### Supplied information

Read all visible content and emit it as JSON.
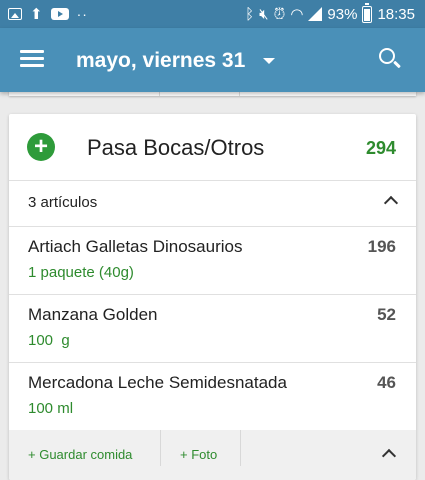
{
  "status_bar": {
    "battery_percent": "93%",
    "time": "18:35",
    "icons_left": [
      "image-icon",
      "upload-icon",
      "youtube-icon",
      "more-dots-icon"
    ],
    "icons_right": [
      "bluetooth-icon",
      "mute-icon",
      "alarm-icon",
      "wifi-icon",
      "signal-icon",
      "battery-icon"
    ]
  },
  "app_bar": {
    "title": "mayo, viernes 31",
    "colors": {
      "bar": "#4a90b8",
      "status": "#3f7fa6"
    }
  },
  "meal": {
    "name": "Pasa Bocas/Otros",
    "total_calories": "294",
    "item_count_label": "3 artículos",
    "items": [
      {
        "name": "Artiach Galletas Dinosaurios",
        "portion": "1 paquete (40g)",
        "calories": "196"
      },
      {
        "name": "Manzana Golden",
        "portion": "100  g",
        "calories": "52"
      },
      {
        "name": "Mercadona Leche Semidesnatada",
        "portion": "100 ml",
        "calories": "46"
      }
    ],
    "footer": {
      "save_meal_label": "+ Guardar comida",
      "photo_label": "+ Foto"
    },
    "accent_color": "#2e8b2e"
  }
}
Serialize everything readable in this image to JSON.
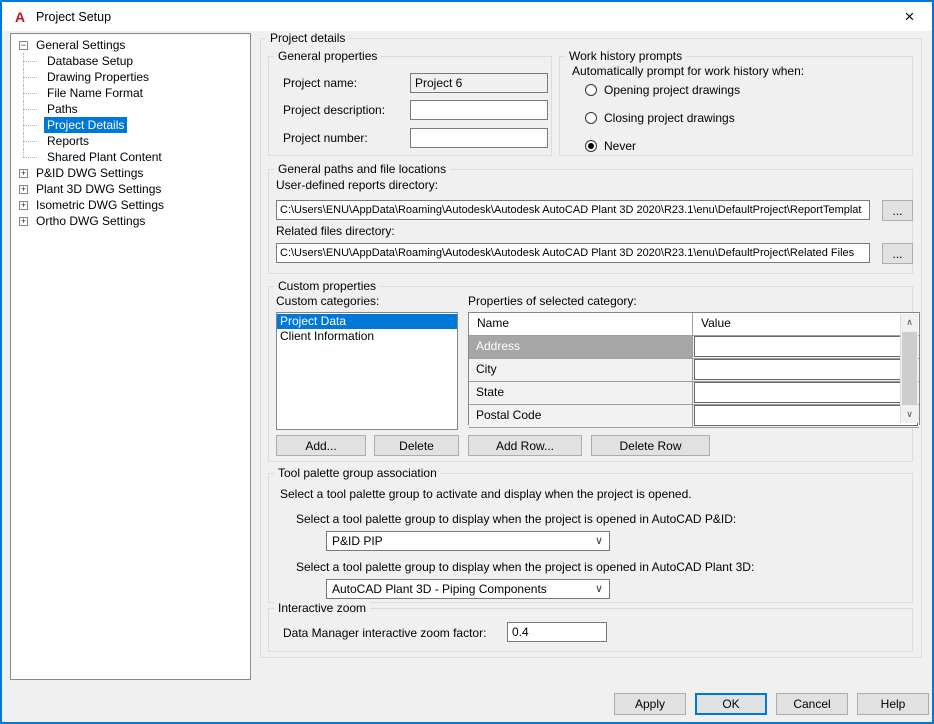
{
  "window": {
    "title": "Project Setup",
    "logo_letter": "A"
  },
  "icons": {
    "close": "×",
    "combo_chevron": "∨",
    "scroll_up": "∧",
    "scroll_down": "∨",
    "expand_plus": "+",
    "collapse_minus": "−"
  },
  "tree": {
    "items": [
      {
        "label": "General Settings",
        "glyph": "−",
        "level": 0,
        "selected": false
      },
      {
        "label": "Database Setup",
        "level": 1,
        "selected": false
      },
      {
        "label": "Drawing Properties",
        "level": 1,
        "selected": false
      },
      {
        "label": "File Name Format",
        "level": 1,
        "selected": false
      },
      {
        "label": "Paths",
        "level": 1,
        "selected": false
      },
      {
        "label": "Project Details",
        "level": 1,
        "selected": true
      },
      {
        "label": "Reports",
        "level": 1,
        "selected": false
      },
      {
        "label": "Shared Plant Content",
        "level": 1,
        "selected": false
      },
      {
        "label": "P&ID DWG Settings",
        "glyph": "+",
        "level": 0,
        "selected": false
      },
      {
        "label": "Plant 3D DWG Settings",
        "glyph": "+",
        "level": 0,
        "selected": false
      },
      {
        "label": "Isometric DWG Settings",
        "glyph": "+",
        "level": 0,
        "selected": false
      },
      {
        "label": "Ortho DWG Settings",
        "glyph": "+",
        "level": 0,
        "selected": false
      }
    ]
  },
  "panel": {
    "title": "Project details",
    "general_properties": {
      "title": "General properties",
      "project_name_label": "Project name:",
      "project_name_value": "Project 6",
      "project_description_label": "Project description:",
      "project_description_value": "",
      "project_number_label": "Project number:",
      "project_number_value": ""
    },
    "work_history": {
      "title": "Work history prompts",
      "prompt_label": "Automatically prompt for work history when:",
      "options": [
        {
          "label": "Opening project drawings",
          "selected": false
        },
        {
          "label": "Closing project drawings",
          "selected": false
        },
        {
          "label": "Never",
          "selected": true
        }
      ]
    },
    "paths": {
      "title": "General paths and file locations",
      "reports_label": "User-defined reports directory:",
      "reports_value": "C:\\Users\\ENU\\AppData\\Roaming\\Autodesk\\Autodesk AutoCAD Plant 3D 2020\\R23.1\\enu\\DefaultProject\\ReportTemplat",
      "related_label": "Related files directory:",
      "related_value": "C:\\Users\\ENU\\AppData\\Roaming\\Autodesk\\Autodesk AutoCAD Plant 3D 2020\\R23.1\\enu\\DefaultProject\\Related Files",
      "browse_label": "..."
    },
    "custom_properties": {
      "title": "Custom properties",
      "categories_label": "Custom categories:",
      "categories": [
        {
          "label": "Project Data",
          "selected": true
        },
        {
          "label": "Client Information",
          "selected": false
        }
      ],
      "table_label": "Properties of selected category:",
      "columns": [
        "Name",
        "Value"
      ],
      "rows": [
        {
          "name": "Address",
          "value": "",
          "selected": true
        },
        {
          "name": "City",
          "value": "",
          "selected": false
        },
        {
          "name": "State",
          "value": "",
          "selected": false
        },
        {
          "name": "Postal Code",
          "value": "",
          "selected": false
        }
      ],
      "buttons": {
        "add": "Add...",
        "delete": "Delete",
        "add_row": "Add Row...",
        "delete_row": "Delete Row"
      }
    },
    "tool_palette": {
      "title": "Tool palette group association",
      "intro": "Select a tool palette group to activate and display when the project is opened.",
      "pid_label": "Select a tool palette group to display when the project is opened in AutoCAD P&ID:",
      "pid_value": "P&ID PIP",
      "plant3d_label": "Select a tool palette group to display when the project is opened in AutoCAD Plant 3D:",
      "plant3d_value": "AutoCAD Plant 3D - Piping Components"
    },
    "interactive_zoom": {
      "title": "Interactive zoom",
      "factor_label": "Data Manager interactive zoom factor:",
      "factor_value": "0.4"
    }
  },
  "footer": {
    "apply": "Apply",
    "ok": "OK",
    "cancel": "Cancel",
    "help": "Help"
  },
  "colors": {
    "accent": "#0078d7",
    "selected_row": "#a6a6a6",
    "titlebar": "#ffffff",
    "dialog_bg": "#f0f0f0"
  }
}
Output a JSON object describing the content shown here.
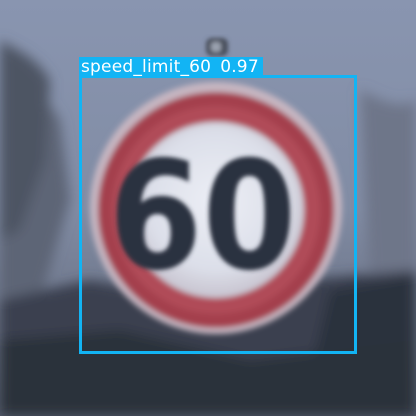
{
  "image": {
    "subject": "speed-limit-sign",
    "colors": {
      "sky": "#8692ab",
      "sign_ring": "#a0444f",
      "sign_face": "#e6e8f1",
      "digits": "#2a3140",
      "trees": "#333a45",
      "box": "#12b4f4"
    }
  },
  "detections": [
    {
      "label": "speed_limit_60",
      "score": "0.97"
    }
  ],
  "sign": {
    "text": "60"
  }
}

######

Extract the lines beginning with the one that contains "Output a JSON" and ending with the last line of the listing. Keep them exact and drop the pictures.

Result of this task:
Output a JSON object describing the content shown here.
{
  "image": {
    "subject": "speed-limit-sign",
    "colors": {
      "sky": "#8692ab",
      "sign_ring": "#a0444f",
      "sign_face": "#e6e8f1",
      "digits": "#2a3140",
      "trees": "#333a45",
      "box": "#12b4f4"
    }
  },
  "detections": [
    {
      "label": "speed_limit_60",
      "score": "0.97"
    }
  ],
  "sign": {
    "text": "60"
  }
}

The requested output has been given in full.